What you should do |
The records below are to be repeated in full, exactly as they are.

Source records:
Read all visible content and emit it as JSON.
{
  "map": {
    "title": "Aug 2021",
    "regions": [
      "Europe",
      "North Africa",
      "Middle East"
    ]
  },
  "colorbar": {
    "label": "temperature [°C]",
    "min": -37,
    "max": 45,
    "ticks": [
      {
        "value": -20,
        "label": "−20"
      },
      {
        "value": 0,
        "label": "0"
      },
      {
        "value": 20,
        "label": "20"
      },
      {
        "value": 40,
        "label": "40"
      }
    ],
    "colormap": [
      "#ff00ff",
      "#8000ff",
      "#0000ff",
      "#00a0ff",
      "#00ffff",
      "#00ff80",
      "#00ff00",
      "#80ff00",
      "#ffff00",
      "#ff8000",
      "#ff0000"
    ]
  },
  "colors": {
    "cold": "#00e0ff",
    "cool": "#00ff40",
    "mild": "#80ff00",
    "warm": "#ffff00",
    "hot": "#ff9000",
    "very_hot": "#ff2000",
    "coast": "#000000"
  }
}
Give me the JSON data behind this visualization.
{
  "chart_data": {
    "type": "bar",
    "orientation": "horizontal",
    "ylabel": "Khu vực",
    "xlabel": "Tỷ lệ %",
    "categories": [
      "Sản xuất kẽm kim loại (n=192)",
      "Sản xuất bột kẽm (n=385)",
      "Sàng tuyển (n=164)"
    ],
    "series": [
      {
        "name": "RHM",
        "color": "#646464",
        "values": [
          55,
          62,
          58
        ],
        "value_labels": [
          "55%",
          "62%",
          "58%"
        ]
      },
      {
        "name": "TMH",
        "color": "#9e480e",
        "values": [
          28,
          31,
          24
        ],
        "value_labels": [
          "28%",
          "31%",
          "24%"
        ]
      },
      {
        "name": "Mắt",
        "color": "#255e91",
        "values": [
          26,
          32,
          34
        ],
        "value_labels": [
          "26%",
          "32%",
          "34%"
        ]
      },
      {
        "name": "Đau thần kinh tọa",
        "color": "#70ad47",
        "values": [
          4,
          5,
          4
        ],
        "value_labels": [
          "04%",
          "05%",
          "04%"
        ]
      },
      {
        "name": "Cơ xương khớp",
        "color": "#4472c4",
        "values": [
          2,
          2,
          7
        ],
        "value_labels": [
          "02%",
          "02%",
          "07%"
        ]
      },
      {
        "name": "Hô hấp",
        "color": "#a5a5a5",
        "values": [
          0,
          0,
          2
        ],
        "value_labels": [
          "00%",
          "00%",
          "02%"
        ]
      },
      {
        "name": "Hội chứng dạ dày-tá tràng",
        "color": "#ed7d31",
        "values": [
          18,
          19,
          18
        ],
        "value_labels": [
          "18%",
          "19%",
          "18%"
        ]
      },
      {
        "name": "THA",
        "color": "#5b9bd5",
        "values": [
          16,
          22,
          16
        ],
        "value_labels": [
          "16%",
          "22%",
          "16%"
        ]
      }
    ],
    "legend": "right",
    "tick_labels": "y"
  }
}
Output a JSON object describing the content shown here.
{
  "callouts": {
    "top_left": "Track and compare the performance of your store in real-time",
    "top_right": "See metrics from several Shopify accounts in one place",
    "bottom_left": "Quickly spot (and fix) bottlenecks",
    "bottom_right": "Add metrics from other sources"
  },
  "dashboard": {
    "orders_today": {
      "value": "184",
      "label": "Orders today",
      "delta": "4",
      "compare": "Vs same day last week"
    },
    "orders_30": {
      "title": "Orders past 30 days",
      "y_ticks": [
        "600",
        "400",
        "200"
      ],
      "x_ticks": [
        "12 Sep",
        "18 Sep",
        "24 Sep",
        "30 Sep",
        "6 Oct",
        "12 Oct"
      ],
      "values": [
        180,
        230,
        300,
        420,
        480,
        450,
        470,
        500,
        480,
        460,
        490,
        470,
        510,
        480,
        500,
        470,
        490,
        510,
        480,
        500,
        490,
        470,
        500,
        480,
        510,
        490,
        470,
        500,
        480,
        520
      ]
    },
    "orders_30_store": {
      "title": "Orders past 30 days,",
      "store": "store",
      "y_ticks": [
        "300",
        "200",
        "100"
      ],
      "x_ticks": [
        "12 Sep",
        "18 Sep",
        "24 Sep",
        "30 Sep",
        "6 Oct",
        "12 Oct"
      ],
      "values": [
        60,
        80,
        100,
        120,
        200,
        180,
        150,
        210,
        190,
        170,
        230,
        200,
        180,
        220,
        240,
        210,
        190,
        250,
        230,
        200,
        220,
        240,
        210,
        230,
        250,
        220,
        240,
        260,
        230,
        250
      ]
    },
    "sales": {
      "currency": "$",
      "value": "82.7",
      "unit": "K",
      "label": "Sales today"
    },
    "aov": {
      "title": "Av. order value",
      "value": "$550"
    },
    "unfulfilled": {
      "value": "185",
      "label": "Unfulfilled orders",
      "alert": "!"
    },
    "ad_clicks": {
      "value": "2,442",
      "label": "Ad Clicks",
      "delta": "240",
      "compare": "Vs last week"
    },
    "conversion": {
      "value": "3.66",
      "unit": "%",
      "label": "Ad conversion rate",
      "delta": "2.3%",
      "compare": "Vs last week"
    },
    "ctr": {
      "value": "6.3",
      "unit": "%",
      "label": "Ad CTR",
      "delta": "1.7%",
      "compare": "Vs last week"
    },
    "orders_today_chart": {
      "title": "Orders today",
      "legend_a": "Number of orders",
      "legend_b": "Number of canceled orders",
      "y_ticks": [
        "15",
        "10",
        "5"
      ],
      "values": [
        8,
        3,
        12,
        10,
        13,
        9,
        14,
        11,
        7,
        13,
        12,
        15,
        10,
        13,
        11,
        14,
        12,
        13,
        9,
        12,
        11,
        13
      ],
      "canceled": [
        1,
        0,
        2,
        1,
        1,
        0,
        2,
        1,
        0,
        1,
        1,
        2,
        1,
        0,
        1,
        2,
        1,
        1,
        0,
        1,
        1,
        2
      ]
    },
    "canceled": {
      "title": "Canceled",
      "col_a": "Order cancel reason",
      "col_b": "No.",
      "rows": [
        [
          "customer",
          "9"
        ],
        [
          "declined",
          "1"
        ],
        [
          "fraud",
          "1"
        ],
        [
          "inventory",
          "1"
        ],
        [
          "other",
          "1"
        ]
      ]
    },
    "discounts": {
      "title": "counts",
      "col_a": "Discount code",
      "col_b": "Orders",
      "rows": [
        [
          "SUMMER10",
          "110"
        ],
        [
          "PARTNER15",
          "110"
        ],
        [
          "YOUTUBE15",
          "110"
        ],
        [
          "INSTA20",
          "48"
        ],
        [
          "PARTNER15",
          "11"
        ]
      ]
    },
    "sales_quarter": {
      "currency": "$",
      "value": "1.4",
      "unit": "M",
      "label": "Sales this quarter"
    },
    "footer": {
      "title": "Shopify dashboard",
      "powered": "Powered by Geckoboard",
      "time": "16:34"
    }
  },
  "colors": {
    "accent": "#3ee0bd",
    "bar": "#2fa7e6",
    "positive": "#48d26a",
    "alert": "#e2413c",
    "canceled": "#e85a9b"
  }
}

Solution to this exercise |
Read all visible content and emit it as JSON.
{
  "map": {
    "title": "Aug 2021",
    "regions": [
      "Europe",
      "North Africa",
      "Middle East"
    ]
  },
  "colorbar": {
    "label": "temperature [°C]",
    "min": -37,
    "max": 45,
    "ticks": [
      {
        "value": -20,
        "label": "−20"
      },
      {
        "value": 0,
        "label": "0"
      },
      {
        "value": 20,
        "label": "20"
      },
      {
        "value": 40,
        "label": "40"
      }
    ],
    "colormap": [
      "#ff00ff",
      "#8000ff",
      "#0000ff",
      "#00a0ff",
      "#00ffff",
      "#00ff80",
      "#00ff00",
      "#80ff00",
      "#ffff00",
      "#ff8000",
      "#ff0000"
    ]
  },
  "colors": {
    "cold": "#00e0ff",
    "cool": "#00ff40",
    "mild": "#80ff00",
    "warm": "#ffff00",
    "hot": "#ff9000",
    "very_hot": "#ff2000",
    "coast": "#000000"
  }
}
Give me the JSON data behind this visualization.
{
  "chart_data": {
    "type": "bar",
    "orientation": "horizontal",
    "ylabel": "Khu vực",
    "xlabel": "Tỷ lệ %",
    "categories": [
      "Sản xuất kẽm kim loại (n=192)",
      "Sản xuất bột kẽm (n=385)",
      "Sàng tuyển (n=164)"
    ],
    "series": [
      {
        "name": "RHM",
        "color": "#646464",
        "values": [
          55,
          62,
          58
        ],
        "value_labels": [
          "55%",
          "62%",
          "58%"
        ]
      },
      {
        "name": "TMH",
        "color": "#9e480e",
        "values": [
          28,
          31,
          24
        ],
        "value_labels": [
          "28%",
          "31%",
          "24%"
        ]
      },
      {
        "name": "Mắt",
        "color": "#255e91",
        "values": [
          26,
          32,
          34
        ],
        "value_labels": [
          "26%",
          "32%",
          "34%"
        ]
      },
      {
        "name": "Đau thần kinh tọa",
        "color": "#70ad47",
        "values": [
          4,
          5,
          4
        ],
        "value_labels": [
          "04%",
          "05%",
          "04%"
        ]
      },
      {
        "name": "Cơ xương khớp",
        "color": "#4472c4",
        "values": [
          2,
          2,
          7
        ],
        "value_labels": [
          "02%",
          "02%",
          "07%"
        ]
      },
      {
        "name": "Hô hấp",
        "color": "#a5a5a5",
        "values": [
          0,
          0,
          2
        ],
        "value_labels": [
          "00%",
          "00%",
          "02%"
        ]
      },
      {
        "name": "Hội chứng dạ dày-tá tràng",
        "color": "#ed7d31",
        "values": [
          18,
          19,
          18
        ],
        "value_labels": [
          "18%",
          "19%",
          "18%"
        ]
      },
      {
        "name": "THA",
        "color": "#5b9bd5",
        "values": [
          16,
          22,
          16
        ],
        "value_labels": [
          "16%",
          "22%",
          "16%"
        ]
      }
    ],
    "legend": "right",
    "tick_labels": "y"
  }
}
Output a JSON object describing the content shown here.
{
  "callouts": {
    "top_left": "Track and compare the performance of your store in real-time",
    "top_right": "See metrics from several Shopify accounts in one place",
    "bottom_left": "Quickly spot (and fix) bottlenecks",
    "bottom_right": "Add metrics from other sources"
  },
  "dashboard": {
    "orders_today": {
      "value": "184",
      "label": "Orders today",
      "delta": "4",
      "compare": "Vs same day last week"
    },
    "orders_30": {
      "title": "Orders past 30 days",
      "y_ticks": [
        "600",
        "400",
        "200"
      ],
      "x_ticks": [
        "12 Sep",
        "18 Sep",
        "24 Sep",
        "30 Sep",
        "6 Oct",
        "12 Oct"
      ],
      "values": [
        180,
        230,
        300,
        420,
        480,
        450,
        470,
        500,
        480,
        460,
        490,
        470,
        510,
        480,
        500,
        470,
        490,
        510,
        480,
        500,
        490,
        470,
        500,
        480,
        510,
        490,
        470,
        500,
        480,
        520
      ]
    },
    "orders_30_store": {
      "title": "Orders past 30 days,",
      "store": "store",
      "y_ticks": [
        "300",
        "200",
        "100"
      ],
      "x_ticks": [
        "12 Sep",
        "18 Sep",
        "24 Sep",
        "30 Sep",
        "6 Oct",
        "12 Oct"
      ],
      "values": [
        60,
        80,
        100,
        120,
        200,
        180,
        150,
        210,
        190,
        170,
        230,
        200,
        180,
        220,
        240,
        210,
        190,
        250,
        230,
        200,
        220,
        240,
        210,
        230,
        250,
        220,
        240,
        260,
        230,
        250
      ]
    },
    "sales": {
      "currency": "$",
      "value": "82.7",
      "unit": "K",
      "label": "Sales today"
    },
    "aov": {
      "title": "Av. order value",
      "value": "$550"
    },
    "unfulfilled": {
      "value": "185",
      "label": "Unfulfilled orders",
      "alert": "!"
    },
    "ad_clicks": {
      "value": "2,442",
      "label": "Ad Clicks",
      "delta": "240",
      "compare": "Vs last week"
    },
    "conversion": {
      "value": "3.66",
      "unit": "%",
      "label": "Ad conversion rate",
      "delta": "2.3%",
      "compare": "Vs last week"
    },
    "ctr": {
      "value": "6.3",
      "unit": "%",
      "label": "Ad CTR",
      "delta": "1.7%",
      "compare": "Vs last week"
    },
    "orders_today_chart": {
      "title": "Orders today",
      "legend_a": "Number of orders",
      "legend_b": "Number of canceled orders",
      "y_ticks": [
        "15",
        "10",
        "5"
      ],
      "values": [
        8,
        3,
        12,
        10,
        13,
        9,
        14,
        11,
        7,
        13,
        12,
        15,
        10,
        13,
        11,
        14,
        12,
        13,
        9,
        12,
        11,
        13
      ],
      "canceled": [
        1,
        0,
        2,
        1,
        1,
        0,
        2,
        1,
        0,
        1,
        1,
        2,
        1,
        0,
        1,
        2,
        1,
        1,
        0,
        1,
        1,
        2
      ]
    },
    "canceled": {
      "title": "Canceled",
      "col_a": "Order cancel reason",
      "col_b": "No.",
      "rows": [
        [
          "customer",
          "9"
        ],
        [
          "declined",
          "1"
        ],
        [
          "fraud",
          "1"
        ],
        [
          "inventory",
          "1"
        ],
        [
          "other",
          "1"
        ]
      ]
    },
    "discounts": {
      "title": "counts",
      "col_a": "Discount code",
      "col_b": "Orders",
      "rows": [
        [
          "SUMMER10",
          "110"
        ],
        [
          "PARTNER15",
          "110"
        ],
        [
          "YOUTUBE15",
          "110"
        ],
        [
          "INSTA20",
          "48"
        ],
        [
          "PARTNER15",
          "11"
        ]
      ]
    },
    "sales_quarter": {
      "currency": "$",
      "value": "1.4",
      "unit": "M",
      "label": "Sales this quarter"
    },
    "footer": {
      "title": "Shopify dashboard",
      "powered": "Powered by Geckoboard",
      "time": "16:34"
    }
  },
  "colors": {
    "accent": "#3ee0bd",
    "bar": "#2fa7e6",
    "positive": "#48d26a",
    "alert": "#e2413c",
    "canceled": "#e85a9b"
  }
}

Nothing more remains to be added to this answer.